* START RECORDS FOR THIS TASK *
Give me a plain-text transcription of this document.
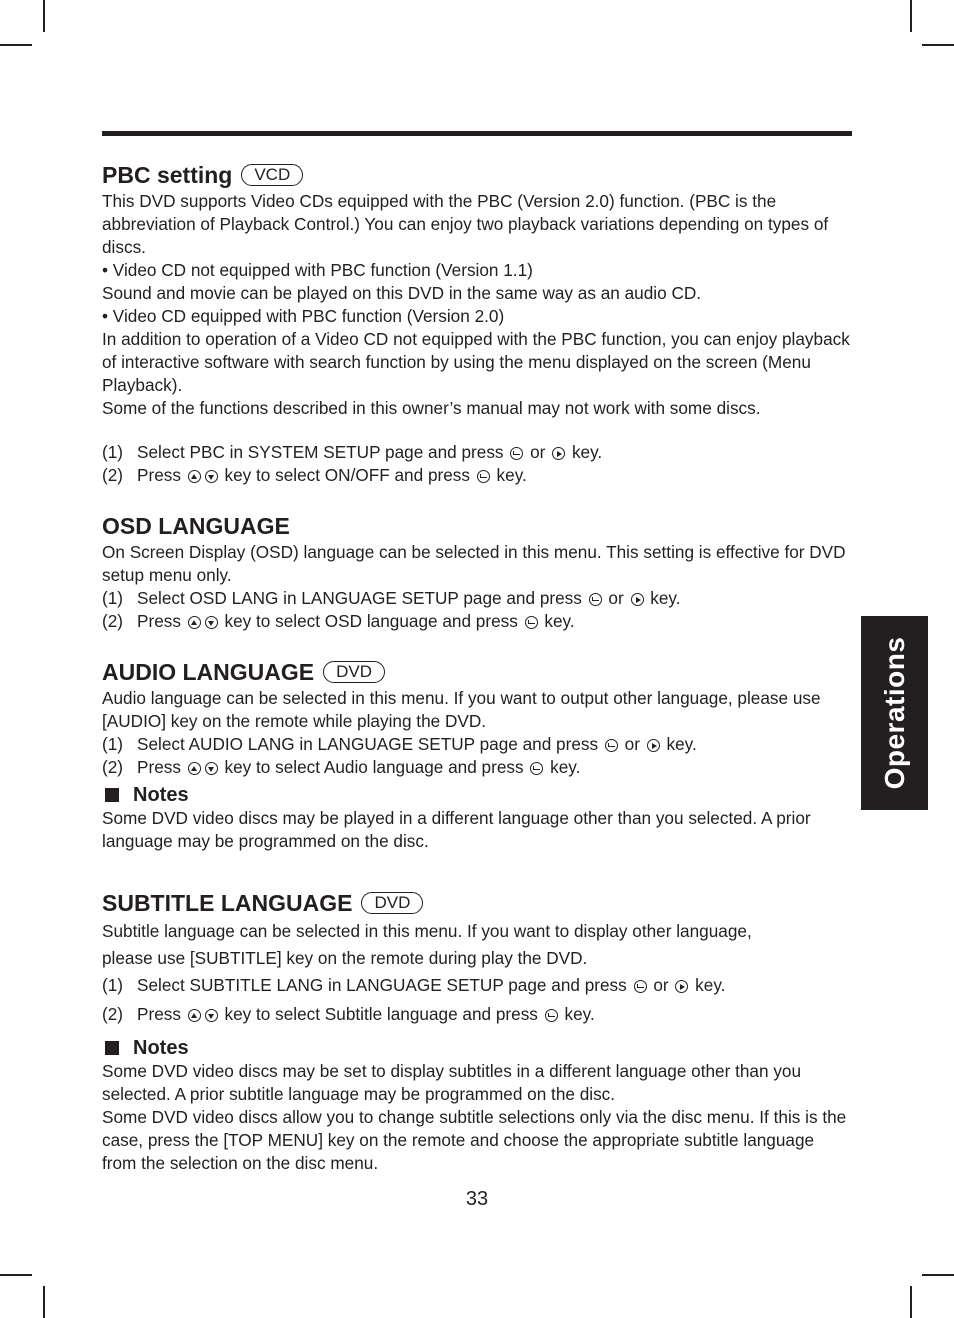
PBC setting	VCD

This DVD supports Video CDs equipped with the PBC (Version 2.0) function. (PBC is the abbreviation of Playback Control.) You can enjoy two playback variations depending on types of discs.

• Video CD not equipped with PBC function (Version 1.1)

Sound and movie can be played on this DVD in the same way as an audio CD.

• Video CD equipped with PBC function (Version 2.0)

In addition to operation of a Video CD not equipped with the PBC function, you can enjoy playback of interactive software with search function by using the menu displayed on the screen (Menu Playback).

Some of the functions described in this owner’s manual may not work with some discs.

(1) Select PBC in SYSTEM SETUP page and press or key.
(2) Press	key to select ON/OFF and press key.
OSD LANGUAGE

On Screen Display (OSD) language can be selected in this menu. This setting is effective for DVD setup menu only.

(1) Select OSD LANG in LANGUAGE SETUP page and press or key.
(2) Press	key to select OSD language and press key.
AUDIO LANGUAGE	DVD

Audio language can be selected in this menu. If you want to output other language, please use [AUDIO] key on the remote while playing the DVD.

(1) Select AUDIO LANG in LANGUAGE SETUP page and press or key.
(2) Press	key to select Audio language and press key.
Notes

Some DVD video discs may be played in a different language other than you selected. A prior language may be programmed on the disc.

SUBTITLE LANGUAGE	DVD

Subtitle language can be selected in this menu. If you want to display other language,

please use [SUBTITLE] key on the remote during play the DVD.

(1) Select SUBTITLE LANG in LANGUAGE SETUP page and press or key.
(2) Press	key to select Subtitle language and press key.
Notes

Some DVD video discs may be set to display subtitles in a different language other than you selected. A prior subtitle language may be programmed on the disc.

Some DVD video discs allow you to change subtitle selections only via the disc menu. If this is the case, press the [TOP MENU] key on the remote and choose the appropriate subtitle language from the selection on the disc menu.

Operations
33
* END RECORDS FOR THIS TASK *
## YOUR INSTRUCTIONS
Repeat the data exactly, dropping every picture it holds.

## WRITTEN RESPONSE
Give me a plain-text transcription of this document.
PBC setting	VCD

This DVD supports Video CDs equipped with the PBC (Version 2.0) function. (PBC is the abbreviation of Playback Control.) You can enjoy two playback variations depending on types of discs.

• Video CD not equipped with PBC function (Version 1.1)

Sound and movie can be played on this DVD in the same way as an audio CD.

• Video CD equipped with PBC function (Version 2.0)

In addition to operation of a Video CD not equipped with the PBC function, you can enjoy playback of interactive software with search function by using the menu displayed on the screen (Menu Playback).

Some of the functions described in this owner’s manual may not work with some discs.

(1) Select PBC in SYSTEM SETUP page and press or key.
(2) Press	key to select ON/OFF and press key.
OSD LANGUAGE

On Screen Display (OSD) language can be selected in this menu. This setting is effective for DVD setup menu only.

(1) Select OSD LANG in LANGUAGE SETUP page and press or key.
(2) Press	key to select OSD language and press key.
AUDIO LANGUAGE	DVD

Audio language can be selected in this menu. If you want to output other language, please use [AUDIO] key on the remote while playing the DVD.

(1) Select AUDIO LANG in LANGUAGE SETUP page and press or key.
(2) Press	key to select Audio language and press key.
Notes

Some DVD video discs may be played in a different language other than you selected. A prior language may be programmed on the disc.

SUBTITLE LANGUAGE	DVD

Subtitle language can be selected in this menu. If you want to display other language,

please use [SUBTITLE] key on the remote during play the DVD.

(1) Select SUBTITLE LANG in LANGUAGE SETUP page and press or key.
(2) Press	key to select Subtitle language and press key.
Notes

Some DVD video discs may be set to display subtitles in a different language other than you selected. A prior subtitle language may be programmed on the disc.

Some DVD video discs allow you to change subtitle selections only via the disc menu. If this is the case, press the [TOP MENU] key on the remote and choose the appropriate subtitle language from the selection on the disc menu.

Operations
33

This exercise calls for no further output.